• _Prompt_
Your task is to copy the listing exactly, with the pictures left out.

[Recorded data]
>>

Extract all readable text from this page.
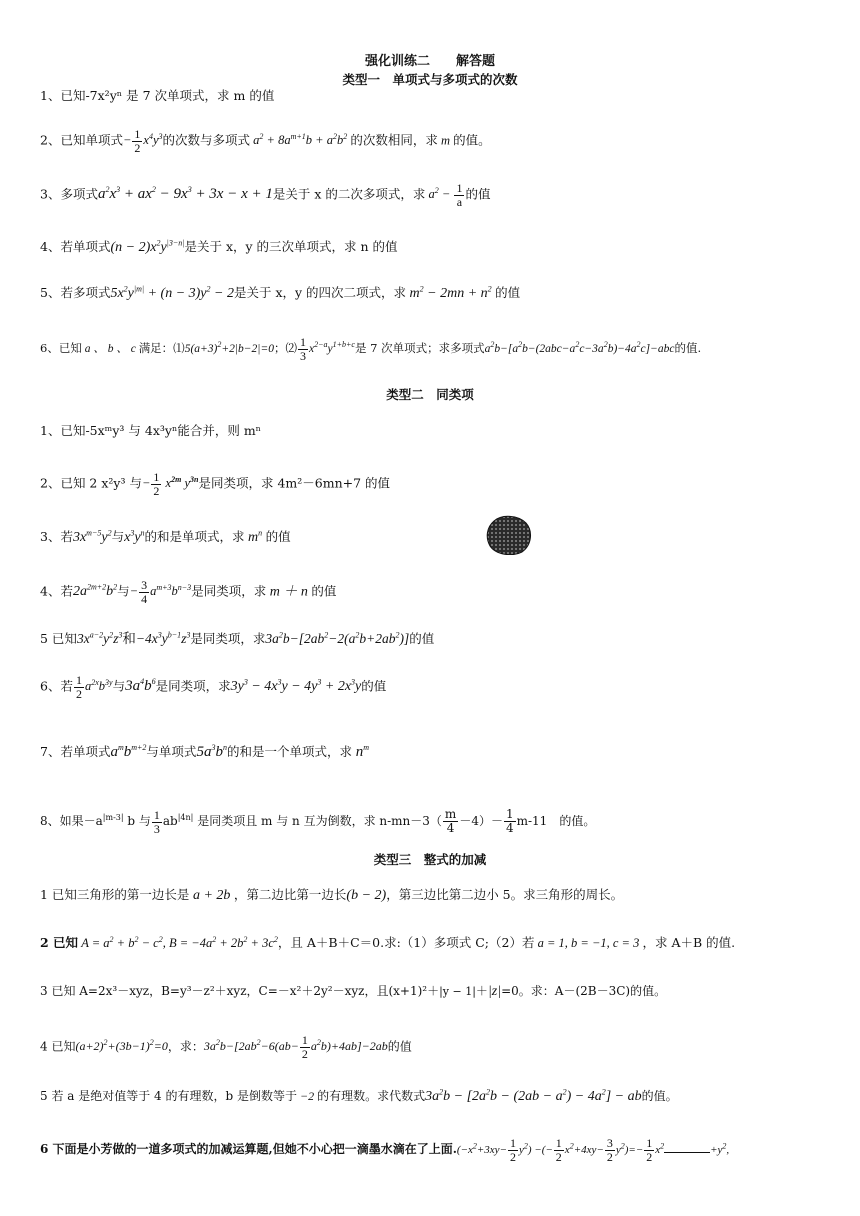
强化训练二　　解答题
类型一　单项式与多项式的次数
1、已知-7x²yⁿ 是 7 次单项式，求 m 的值
2、已知单项式− $\frac{1}{2} x^4y^3$的次数与多项式 $a^2 + 8a^{m+1}b + a^2b^2$ 的次数相同，求 m 的值。
3、多项式$a^2x^3 + ax^2 - 9x^3 + 3x - x + 1$是关于 x 的二次多项式，求 $a^2 - \frac{1}{a}$ 的值
4、若单项式$(n - 2)x^2y^{|3-n|}$是关于 x，y 的三次单项式，求 n 的值
5、若多项式$5x^2y^{|m|} + (n - 3)y^2 - 2$是关于 x，y 的四次二项式，求 $m^2 - 2mn + n^2$ 的值
6、已知 a 、 b 、 c 满足：$⑴5(a+3)^2+2|b-2|=0$；⑵ $\frac{1}{3} x^{2-a}y^{1+b+c}$是 7 次单项式；求多项式$a^2b-[a^2b-(2abc-a^2c-3a^2b)-4a^2c]-abc$的值.
类型二　同类项
1、已知-5xᵐy³ 与 4x³yⁿ能合并，则 mⁿ
2、已知 2 x²y³ 与− $\frac{1}{2} x^{2m}$ $y^{3n}$是同类项，求 4m²－6mn+7 的值
3、若$3x^{m-5}y^2$与$x^3y^n$的和是单项式，求 $m^n$ 的值
4、若$2a^{2m+2}b^2$与− $\frac{3}{4} a^{m+3}b^{n-3}$是同类项，求 m ＋ n 的值
5 已知$3x^{a-2}y^2z^3$和$-4x^3y^{b-1}z^3$是同类项，求$3a^2b-[2ab^2-2(a^2b+2ab^2)]$的值
6、若 $\frac{1}{2} a^{2x}b^{3y}$与$3a^4b^6$是同类项，求$3y^3 - 4x^3y - 4y^3 + 2x^3y$的值
7、若单项式$a^mb^{m+2}$与单项式$5a^3b^n$的和是一个单项式，求 $n^m$
8、如果$-a^{|m-3|}$ b 与 $\frac{1}{3} ab^{|4n|}$ 是同类项且 m 与 n 互为倒数，求 $n-mn-3( \frac{m}{4} -4)- \frac{1}{4} m-11$　的值。
类型三　整式的加减
1 已知三角形的第一边长是 a + 2b ，第二边比第一边长(b − 2)，第三边比第二边小 5。求三角形的周长。
2 已知 $A = a^2 + b^2 - c^2$, $B = -4a^2 + 2b^2 + 3c^2$，且 A＋B＋C＝0.求:（1）多项式 C;（2）若 a = 1, b = −1, c = 3 ，求 A＋B 的值.
3 已知 A=2x³－xyz，B=y³－z²＋xyz，C=－x²＋2y²－xyz，且(x+1)²＋|y − 1|＋|z|=0。求：A－(2B－3C)的值。
4 已知$(a+2)^2+(3b-1)^2=0$，求：$3a^2b-[2ab^2-6(ab- \frac{1}{2} a^2b)+4ab]-2ab$的值
5 若 a 是绝对值等于 4 的有理数，b 是倒数等于 −2 的有理数。求代数式$3a^2b - [2a^2b - (2ab - a^2) - 4a^2]$ − ab的值。
6 下面是小芳做的一道多项式的加减运算题,但她不小心把一滴墨水滴在了上面$.(-x^2+3xy- \frac{1}{2} y^2)$ −(− $\frac{1}{2} x^2+4xy- \frac{3}{2} y^2)=- \frac{1}{2} x^2$	$+y^2$,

<<

• _The completed task_
Extract all readable text from this page.
强化训练二　　解答题
类型一　单项式与多项式的次数
1、已知-7x²yⁿ 是 7 次单项式，求 m 的值
2、已知单项式− $\frac{1}{2} x^4y^3$的次数与多项式 $a^2 + 8a^{m+1}b + a^2b^2$ 的次数相同，求 m 的值。
3、多项式$a^2x^3 + ax^2 - 9x^3 + 3x - x + 1$是关于 x 的二次多项式，求 $a^2 - \frac{1}{a}$ 的值
4、若单项式$(n - 2)x^2y^{|3-n|}$是关于 x，y 的三次单项式，求 n 的值
5、若多项式$5x^2y^{|m|} + (n - 3)y^2 - 2$是关于 x，y 的四次二项式，求 $m^2 - 2mn + n^2$ 的值
6、已知 a 、 b 、 c 满足：$⑴5(a+3)^2+2|b-2|=0$；⑵ $\frac{1}{3} x^{2-a}y^{1+b+c}$是 7 次单项式；求多项式$a^2b-[a^2b-(2abc-a^2c-3a^2b)-4a^2c]-abc$的值.
类型二　同类项
1、已知-5xᵐy³ 与 4x³yⁿ能合并，则 mⁿ
2、已知 2 x²y³ 与− $\frac{1}{2} x^{2m}$ $y^{3n}$是同类项，求 4m²－6mn+7 的值
3、若$3x^{m-5}y^2$与$x^3y^n$的和是单项式，求 $m^n$ 的值
4、若$2a^{2m+2}b^2$与− $\frac{3}{4} a^{m+3}b^{n-3}$是同类项，求 m ＋ n 的值
5 已知$3x^{a-2}y^2z^3$和$-4x^3y^{b-1}z^3$是同类项，求$3a^2b-[2ab^2-2(a^2b+2ab^2)]$的值
6、若 $\frac{1}{2} a^{2x}b^{3y}$与$3a^4b^6$是同类项，求$3y^3 - 4x^3y - 4y^3 + 2x^3y$的值
7、若单项式$a^mb^{m+2}$与单项式$5a^3b^n$的和是一个单项式，求 $n^m$
8、如果$-a^{|m-3|}$ b 与 $\frac{1}{3} ab^{|4n|}$ 是同类项且 m 与 n 互为倒数，求 $n-mn-3( \frac{m}{4} -4)- \frac{1}{4} m-11$　的值。
类型三　整式的加减
1 已知三角形的第一边长是 a + 2b ，第二边比第一边长(b − 2)，第三边比第二边小 5。求三角形的周长。
2 已知 $A = a^2 + b^2 - c^2$, $B = -4a^2 + 2b^2 + 3c^2$，且 A＋B＋C＝0.求:（1）多项式 C;（2）若 a = 1, b = −1, c = 3 ，求 A＋B 的值.
3 已知 A=2x³－xyz，B=y³－z²＋xyz，C=－x²＋2y²－xyz，且(x+1)²＋|y − 1|＋|z|=0。求：A－(2B－3C)的值。
4 已知$(a+2)^2+(3b-1)^2=0$，求：$3a^2b-[2ab^2-6(ab- \frac{1}{2} a^2b)+4ab]-2ab$的值
5 若 a 是绝对值等于 4 的有理数，b 是倒数等于 −2 的有理数。求代数式$3a^2b - [2a^2b - (2ab - a^2) - 4a^2]$ − ab的值。
6 下面是小芳做的一道多项式的加减运算题,但她不小心把一滴墨水滴在了上面$.(-x^2+3xy- \frac{1}{2} y^2)$ −(− $\frac{1}{2} x^2+4xy- \frac{3}{2} y^2)=- \frac{1}{2} x^2$	$+y^2$,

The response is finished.